• Material shown:
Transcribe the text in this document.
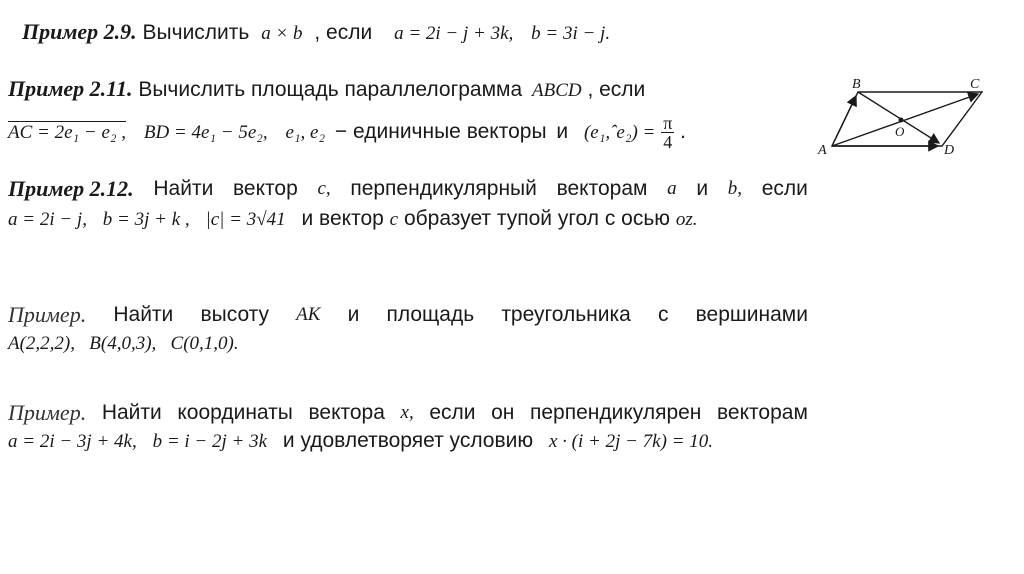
Пример 2.9. Вычислить a × b , если a = 2i − j + 3k, b = 3i − j.
Пример 2.11. Вычислить площадь параллелограмма ABCD , если
AC = 2e₁ − e₂ , BD = 4e₁ − 5e₂, e₁, e₂ − единичные векторы и (e₁,ˆe₂) = $\frac{\pi}{4}$ .
A
B	C
D
O
Пример 2.12. Найти вектор c, перпендикулярный векторам a и b, если
a = 2i − j, b = 3j + k , |c| = 3√41 и вектор c образует тупой угол с осью oz.
Пример. Найти высоту АК и площадь треугольника с вершинами
A(2,2,2),   B(4,0,3),   C(0,1,0).
Пример. Найти координаты вектора x, если он перпендикулярен векторам
a = 2i − 3j + 4k, b = i − 2j + 3k и удовлетворяет условию x · (i + 2j − 7k) = 10.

• Work to be completed:
Take every line from the data above that holds "если" and copy it out.

• The result:
Пример 2.9. Вычислить a × b , если a = 2i − j + 3k, b = 3i − j.
Пример 2.11. Вычислить площадь параллелограмма ABCD , если
Пример 2.12. Найти вектор c, перпендикулярный векторам a и b, если
Пример. Найти координаты вектора x, если он перпендикулярен векторам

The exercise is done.